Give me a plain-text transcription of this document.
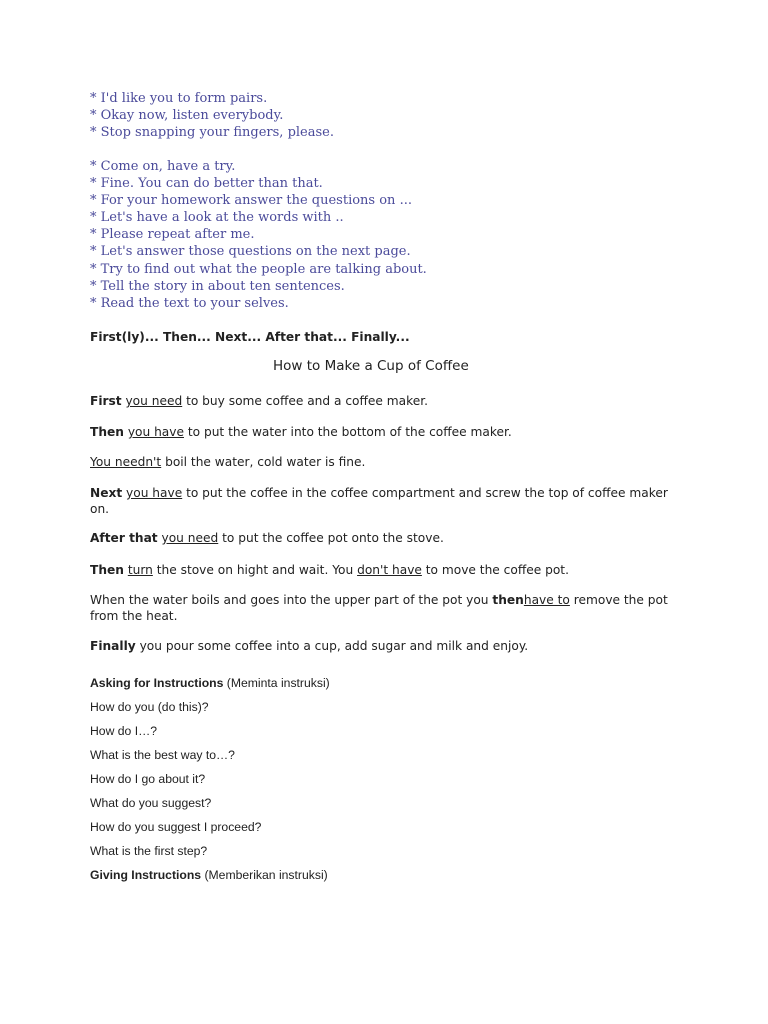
* I'd like you to form pairs.
* Okay now, listen everybody.
* Stop snapping your fingers, please.
* Come on, have a try.
* Fine. You can do better than that.
* For your homework answer the questions on ...
* Let's have a look at the words with ..
* Please repeat after me.
* Let's answer those questions on the next page.
* Try to find out what the people are talking about.
* Tell the story in about ten sentences.
* Read the text to your selves.
First(ly)... Then... Next... After that... Finally...
How to Make a Cup of Coffee
First you need to buy some coffee and a coffee maker.
Then you have to put the water into the bottom of the coffee maker.
You needn't boil the water, cold water is fine.
Next you have to put the coffee in the coffee compartment and screw the top of coffee maker on.
After that you need to put the coffee pot onto the stove.
Then turn the stove on hight and wait. You don't have to move the coffee pot.
When the water boils and goes into the upper part of the pot you thenhave to remove the pot from the heat.
Finally you pour some coffee into a cup, add sugar and milk and enjoy.
Asking for Instructions (Meminta instruksi)
How do you (do this)?
How do I…?
What is the best way to…?
How do I go about it?
What do you suggest?
How do you suggest I proceed?
What is the first step?
Giving Instructions (Memberikan instruksi)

┄┄┄┄┄┄┄┄┄┄

= Aim of the task =
Copy out all lines that carry the word "suggest".

= Final result =
What do you suggest?
How do you suggest I proceed?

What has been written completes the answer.